Task material>
** BEGIN **
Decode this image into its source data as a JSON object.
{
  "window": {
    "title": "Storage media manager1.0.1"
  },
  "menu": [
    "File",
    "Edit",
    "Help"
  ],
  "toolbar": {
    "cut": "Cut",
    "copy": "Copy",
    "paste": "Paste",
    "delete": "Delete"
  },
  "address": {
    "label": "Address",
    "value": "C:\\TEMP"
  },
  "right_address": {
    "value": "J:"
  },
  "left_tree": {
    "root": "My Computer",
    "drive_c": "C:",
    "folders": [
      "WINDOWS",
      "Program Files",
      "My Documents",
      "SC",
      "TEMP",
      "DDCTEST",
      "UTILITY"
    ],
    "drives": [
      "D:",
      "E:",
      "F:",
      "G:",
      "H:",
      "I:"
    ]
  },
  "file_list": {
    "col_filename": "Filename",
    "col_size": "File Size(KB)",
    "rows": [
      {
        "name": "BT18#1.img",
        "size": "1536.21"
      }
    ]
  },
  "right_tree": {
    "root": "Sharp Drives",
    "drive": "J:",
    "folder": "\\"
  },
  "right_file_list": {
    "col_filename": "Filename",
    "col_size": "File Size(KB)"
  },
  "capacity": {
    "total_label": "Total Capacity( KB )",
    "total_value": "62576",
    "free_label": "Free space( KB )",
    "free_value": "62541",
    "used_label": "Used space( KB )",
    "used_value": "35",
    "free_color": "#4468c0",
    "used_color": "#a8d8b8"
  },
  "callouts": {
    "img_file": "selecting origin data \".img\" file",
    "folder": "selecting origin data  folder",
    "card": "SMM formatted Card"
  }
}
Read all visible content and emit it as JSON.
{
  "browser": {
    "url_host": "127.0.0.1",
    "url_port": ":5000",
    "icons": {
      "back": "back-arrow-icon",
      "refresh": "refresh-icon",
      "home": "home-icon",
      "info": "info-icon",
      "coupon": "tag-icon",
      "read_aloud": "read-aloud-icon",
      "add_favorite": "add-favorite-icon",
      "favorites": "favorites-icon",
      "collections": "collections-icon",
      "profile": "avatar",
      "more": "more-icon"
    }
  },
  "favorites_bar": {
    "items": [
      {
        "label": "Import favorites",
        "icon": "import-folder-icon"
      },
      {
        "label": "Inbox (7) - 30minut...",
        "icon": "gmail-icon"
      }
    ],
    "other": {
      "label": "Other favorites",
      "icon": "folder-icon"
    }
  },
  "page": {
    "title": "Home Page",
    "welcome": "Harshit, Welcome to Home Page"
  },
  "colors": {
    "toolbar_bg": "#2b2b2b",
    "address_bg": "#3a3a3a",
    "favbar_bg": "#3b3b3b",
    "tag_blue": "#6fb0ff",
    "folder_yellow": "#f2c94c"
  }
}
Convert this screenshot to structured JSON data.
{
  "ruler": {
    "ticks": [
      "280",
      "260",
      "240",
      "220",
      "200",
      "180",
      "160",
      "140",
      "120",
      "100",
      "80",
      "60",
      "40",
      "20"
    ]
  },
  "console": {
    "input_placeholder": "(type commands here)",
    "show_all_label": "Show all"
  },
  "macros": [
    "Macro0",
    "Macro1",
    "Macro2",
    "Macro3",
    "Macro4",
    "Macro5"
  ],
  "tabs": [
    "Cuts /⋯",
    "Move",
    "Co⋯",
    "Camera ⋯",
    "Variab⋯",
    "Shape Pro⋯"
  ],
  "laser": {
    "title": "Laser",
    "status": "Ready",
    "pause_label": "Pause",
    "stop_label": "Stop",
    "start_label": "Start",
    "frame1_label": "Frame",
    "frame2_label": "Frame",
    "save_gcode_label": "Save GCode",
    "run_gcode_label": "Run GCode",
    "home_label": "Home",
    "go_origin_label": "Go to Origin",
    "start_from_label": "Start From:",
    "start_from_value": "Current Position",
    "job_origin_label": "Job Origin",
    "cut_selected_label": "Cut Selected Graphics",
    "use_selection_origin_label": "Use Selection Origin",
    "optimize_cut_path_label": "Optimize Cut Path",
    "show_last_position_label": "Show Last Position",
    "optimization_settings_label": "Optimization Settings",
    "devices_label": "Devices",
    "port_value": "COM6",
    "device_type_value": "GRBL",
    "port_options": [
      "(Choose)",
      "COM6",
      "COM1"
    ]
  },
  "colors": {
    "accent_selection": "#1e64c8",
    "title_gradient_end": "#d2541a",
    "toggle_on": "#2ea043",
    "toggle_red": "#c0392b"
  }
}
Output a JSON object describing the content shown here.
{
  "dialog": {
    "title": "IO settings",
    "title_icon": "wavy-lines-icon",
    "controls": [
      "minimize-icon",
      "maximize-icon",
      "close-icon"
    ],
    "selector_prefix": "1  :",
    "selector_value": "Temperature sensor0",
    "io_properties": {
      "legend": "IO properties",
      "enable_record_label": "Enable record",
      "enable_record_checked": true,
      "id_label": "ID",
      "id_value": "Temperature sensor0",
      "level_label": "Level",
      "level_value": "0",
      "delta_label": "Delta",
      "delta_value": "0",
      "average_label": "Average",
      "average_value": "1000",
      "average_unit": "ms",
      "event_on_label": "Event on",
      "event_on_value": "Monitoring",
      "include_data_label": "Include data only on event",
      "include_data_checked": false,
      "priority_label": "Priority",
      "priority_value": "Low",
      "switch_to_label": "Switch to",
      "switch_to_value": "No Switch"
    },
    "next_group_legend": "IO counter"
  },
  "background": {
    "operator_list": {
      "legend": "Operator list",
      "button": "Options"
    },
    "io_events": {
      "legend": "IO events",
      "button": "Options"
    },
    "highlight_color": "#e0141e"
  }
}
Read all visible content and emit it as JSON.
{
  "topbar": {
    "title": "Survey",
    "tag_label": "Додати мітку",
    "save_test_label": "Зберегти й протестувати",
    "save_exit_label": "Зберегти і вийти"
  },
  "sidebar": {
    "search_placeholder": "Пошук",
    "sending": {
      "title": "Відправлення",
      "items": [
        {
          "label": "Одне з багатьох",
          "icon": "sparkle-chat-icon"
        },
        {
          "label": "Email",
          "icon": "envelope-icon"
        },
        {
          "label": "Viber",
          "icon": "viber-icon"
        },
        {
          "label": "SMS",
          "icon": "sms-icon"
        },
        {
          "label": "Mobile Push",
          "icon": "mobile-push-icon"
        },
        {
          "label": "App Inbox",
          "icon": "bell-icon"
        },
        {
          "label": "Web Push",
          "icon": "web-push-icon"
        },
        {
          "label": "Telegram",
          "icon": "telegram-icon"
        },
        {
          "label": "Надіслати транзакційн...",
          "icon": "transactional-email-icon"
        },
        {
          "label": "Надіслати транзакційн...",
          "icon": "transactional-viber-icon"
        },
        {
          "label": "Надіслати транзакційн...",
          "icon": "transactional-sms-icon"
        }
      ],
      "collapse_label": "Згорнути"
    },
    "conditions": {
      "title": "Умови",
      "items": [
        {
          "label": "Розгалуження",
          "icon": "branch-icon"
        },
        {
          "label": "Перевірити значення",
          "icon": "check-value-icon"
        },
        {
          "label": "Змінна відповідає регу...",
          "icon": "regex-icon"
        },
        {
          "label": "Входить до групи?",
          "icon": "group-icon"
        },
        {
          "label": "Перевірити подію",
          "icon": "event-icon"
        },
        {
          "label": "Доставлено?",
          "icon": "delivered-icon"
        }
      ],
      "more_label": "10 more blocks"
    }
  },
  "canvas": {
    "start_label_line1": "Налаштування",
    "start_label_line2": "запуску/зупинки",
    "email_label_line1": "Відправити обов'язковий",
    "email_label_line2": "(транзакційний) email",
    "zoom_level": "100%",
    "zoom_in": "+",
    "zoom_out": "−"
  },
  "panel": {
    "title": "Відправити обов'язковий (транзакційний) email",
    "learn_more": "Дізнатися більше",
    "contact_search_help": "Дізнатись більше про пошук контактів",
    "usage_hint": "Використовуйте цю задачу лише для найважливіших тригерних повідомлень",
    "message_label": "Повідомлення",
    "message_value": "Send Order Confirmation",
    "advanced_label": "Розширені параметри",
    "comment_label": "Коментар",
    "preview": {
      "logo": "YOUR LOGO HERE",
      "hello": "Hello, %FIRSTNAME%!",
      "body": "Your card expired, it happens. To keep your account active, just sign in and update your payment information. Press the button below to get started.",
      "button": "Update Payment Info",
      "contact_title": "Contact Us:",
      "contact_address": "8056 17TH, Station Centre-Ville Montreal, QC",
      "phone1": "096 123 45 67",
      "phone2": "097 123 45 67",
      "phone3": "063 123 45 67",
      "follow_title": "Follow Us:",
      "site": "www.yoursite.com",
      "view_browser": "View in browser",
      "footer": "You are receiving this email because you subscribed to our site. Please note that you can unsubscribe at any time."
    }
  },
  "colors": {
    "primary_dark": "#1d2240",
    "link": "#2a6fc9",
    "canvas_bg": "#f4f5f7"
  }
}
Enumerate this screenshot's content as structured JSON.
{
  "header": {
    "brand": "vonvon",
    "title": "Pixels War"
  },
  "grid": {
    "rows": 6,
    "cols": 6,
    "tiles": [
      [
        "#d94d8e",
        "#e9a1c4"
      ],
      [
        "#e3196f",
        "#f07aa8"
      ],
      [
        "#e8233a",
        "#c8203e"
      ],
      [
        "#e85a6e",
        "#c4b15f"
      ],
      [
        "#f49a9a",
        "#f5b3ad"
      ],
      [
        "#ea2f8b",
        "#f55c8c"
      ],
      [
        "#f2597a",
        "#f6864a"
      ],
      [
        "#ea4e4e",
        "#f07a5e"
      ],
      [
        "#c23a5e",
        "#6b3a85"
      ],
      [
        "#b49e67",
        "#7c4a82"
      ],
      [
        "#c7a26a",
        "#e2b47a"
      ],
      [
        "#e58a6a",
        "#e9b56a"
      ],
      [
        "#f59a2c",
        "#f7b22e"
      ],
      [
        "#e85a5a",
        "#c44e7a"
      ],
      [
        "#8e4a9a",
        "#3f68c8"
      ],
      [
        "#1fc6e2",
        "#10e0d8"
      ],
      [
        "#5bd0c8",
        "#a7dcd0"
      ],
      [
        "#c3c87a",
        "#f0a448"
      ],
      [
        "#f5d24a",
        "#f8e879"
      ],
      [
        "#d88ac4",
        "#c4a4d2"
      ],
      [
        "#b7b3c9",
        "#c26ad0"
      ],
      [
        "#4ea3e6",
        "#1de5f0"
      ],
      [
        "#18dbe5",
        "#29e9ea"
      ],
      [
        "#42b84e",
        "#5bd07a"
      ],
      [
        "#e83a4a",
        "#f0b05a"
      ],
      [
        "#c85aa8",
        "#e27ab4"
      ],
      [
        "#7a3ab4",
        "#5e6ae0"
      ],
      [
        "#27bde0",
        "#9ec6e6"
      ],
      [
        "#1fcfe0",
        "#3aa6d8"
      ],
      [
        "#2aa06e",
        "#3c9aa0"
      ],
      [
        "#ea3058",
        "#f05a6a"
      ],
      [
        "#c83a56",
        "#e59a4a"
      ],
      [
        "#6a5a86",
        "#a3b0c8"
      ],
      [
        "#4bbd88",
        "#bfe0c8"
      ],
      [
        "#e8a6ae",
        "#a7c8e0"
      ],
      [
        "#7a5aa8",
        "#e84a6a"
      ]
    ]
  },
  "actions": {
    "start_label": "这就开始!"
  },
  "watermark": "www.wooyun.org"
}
** END **
Looking at the material above, count the lines that hold "більше" and give the total alone.

The answer> 2